▸ Records for processing

----------------

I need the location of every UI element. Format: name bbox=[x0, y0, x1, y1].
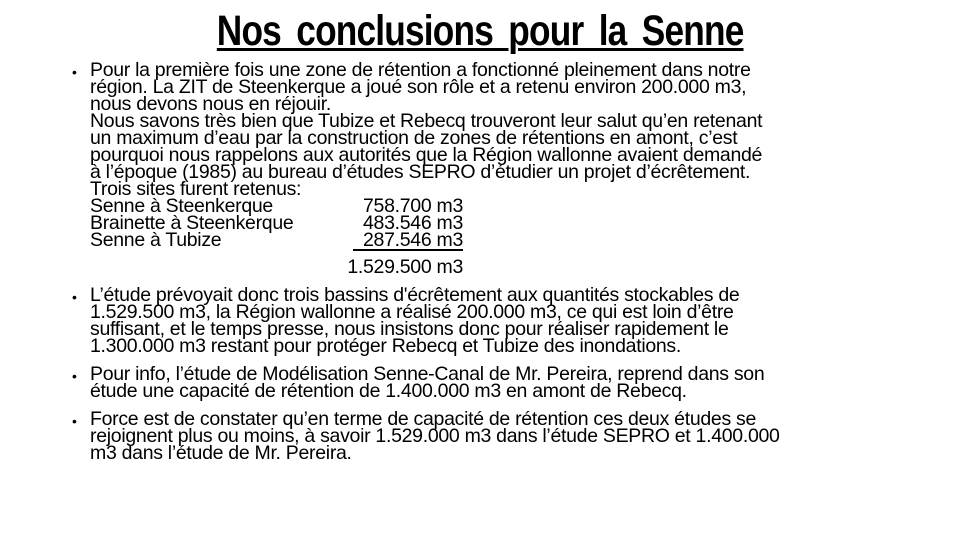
bullet-text-block: L’étude prévoyait donc trois bassins d'é… bbox=[90, 284, 740, 357]
title-area: Nos conclusions pour la Senne bbox=[0, 0, 960, 53]
bullet-text-line: L’étude prévoyait donc trois bassins d'é… bbox=[90, 284, 740, 306]
bullet-text-line: 1.529.500 m3, la Région wallonne a réali… bbox=[90, 301, 734, 323]
bullet-icon: • bbox=[72, 413, 77, 429]
bullet-text-line: suffisant, et le temps presse, nous insi… bbox=[90, 318, 729, 340]
slide-title: Nos conclusions pour la Senne bbox=[216, 7, 745, 55]
bullet-text-line: nous devons nous en réjouir. bbox=[90, 93, 331, 115]
site-volume: 287.546 m3 bbox=[353, 230, 463, 251]
bullet-text-line: à l’époque (1985) au bureau d’études SEP… bbox=[90, 161, 751, 183]
site-name: Senne à Steenkerque bbox=[90, 195, 273, 217]
bullet-text-line: rejoignent plus ou moins, à savoir 1.529… bbox=[90, 425, 780, 447]
bullet-item: • L’étude prévoyait donc trois bassins d'… bbox=[72, 284, 960, 357]
bullet-text-line: étude une capacité de rétention de 1.400… bbox=[90, 380, 687, 402]
bullet-text-block: Pour info, l’étude de Modélisation Senne… bbox=[90, 363, 765, 402]
bullet-item: • Pour info, l’étude de Modélisation Senn… bbox=[72, 363, 960, 402]
bullet-text-line: m3 dans l’étude de Mr. Pereira. bbox=[90, 442, 352, 464]
site-row: Senne à Steenkerque 758.700 m3 bbox=[90, 195, 463, 217]
bullet-item: • Force est de constater qu’en terme de c… bbox=[72, 408, 960, 464]
bullet-text-line: Pour info, l’étude de Modélisation Senne… bbox=[90, 363, 765, 385]
site-name: Senne à Tubize bbox=[90, 229, 222, 251]
site-volume: 483.546 m3 bbox=[363, 212, 463, 234]
retention-sites-table: Senne à Steenkerque 758.700 m3 Brainette à… bbox=[90, 195, 463, 278]
bullet-item: • Pour la première fois une zone de réten… bbox=[72, 59, 960, 278]
site-volume: 758.700 m3 bbox=[363, 195, 463, 217]
bullet-list: • Pour la première fois une zone de réten… bbox=[0, 53, 960, 464]
bullet-text-block: Force est de constater qu’en terme de ca… bbox=[90, 408, 780, 464]
bullet-text-line: un maximum d’eau par la construction de … bbox=[90, 127, 738, 149]
bullet-text-line: Force est de constater qu’en terme de ca… bbox=[90, 408, 757, 430]
bullet-text-line: région. La ZIT de Steenkerque a joué son… bbox=[90, 76, 747, 98]
bullet-icon: • bbox=[72, 368, 77, 384]
site-row: Senne à Tubize 287.546 m3 bbox=[90, 229, 463, 251]
site-name: Brainette à Steenkerque bbox=[90, 212, 294, 234]
bullet-text-line: pourquoi nous rappelons aux autorités qu… bbox=[90, 144, 763, 166]
bullet-text-line: Pour la première fois une zone de rétent… bbox=[90, 59, 751, 81]
total-volume: 1.529.500 m3 bbox=[347, 256, 463, 278]
bullet-icon: • bbox=[72, 64, 77, 80]
bullet-text-line: 1.300.000 m3 restant pour protéger Rebec… bbox=[90, 335, 682, 357]
bullet-text-block: Pour la première fois une zone de rétent… bbox=[90, 59, 763, 278]
bullet-icon: • bbox=[72, 289, 77, 305]
bullet-text-line: Trois sites furent retenus: bbox=[90, 178, 302, 200]
site-row: Brainette à Steenkerque 483.546 m3 bbox=[90, 212, 463, 234]
bullet-text-line: Nous savons très bien que Tubize et Rebe… bbox=[90, 110, 763, 132]
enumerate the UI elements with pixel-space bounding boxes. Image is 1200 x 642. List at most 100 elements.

----------------

▸ The problem
Rewrite everything from the line containing "bullet-text-block: L’étude prévoyait" down to the line containing "bullet-item: • L’étude", renaming "bullet-text-line" to "text-line" and leaving everything else unchanged.

▸ Full output
bullet-text-block: L’étude prévoyait donc trois bassins d'é… bbox=[90, 284, 740, 357]
title-area: Nos conclusions pour la Senne bbox=[0, 0, 960, 53]
text-line: L’étude prévoyait donc trois bassins d'é… bbox=[90, 284, 740, 306]
text-line: 1.529.500 m3, la Région wallonne a réali… bbox=[90, 301, 734, 323]
bullet-icon: • bbox=[72, 413, 77, 429]
text-line: suffisant, et le temps presse, nous insi… bbox=[90, 318, 729, 340]
slide-title: Nos conclusions pour la Senne bbox=[216, 7, 745, 55]
text-line: nous devons nous en réjouir. bbox=[90, 93, 331, 115]
site-volume: 287.546 m3 bbox=[353, 230, 463, 251]
text-line: à l’époque (1985) au bureau d’études SEP… bbox=[90, 161, 751, 183]
site-name: Senne à Steenkerque bbox=[90, 195, 273, 217]
text-line: rejoignent plus ou moins, à savoir 1.529… bbox=[90, 425, 780, 447]
bullet-item: • L’étude prévoyait donc trois bassins d'… bbox=[72, 284, 960, 357]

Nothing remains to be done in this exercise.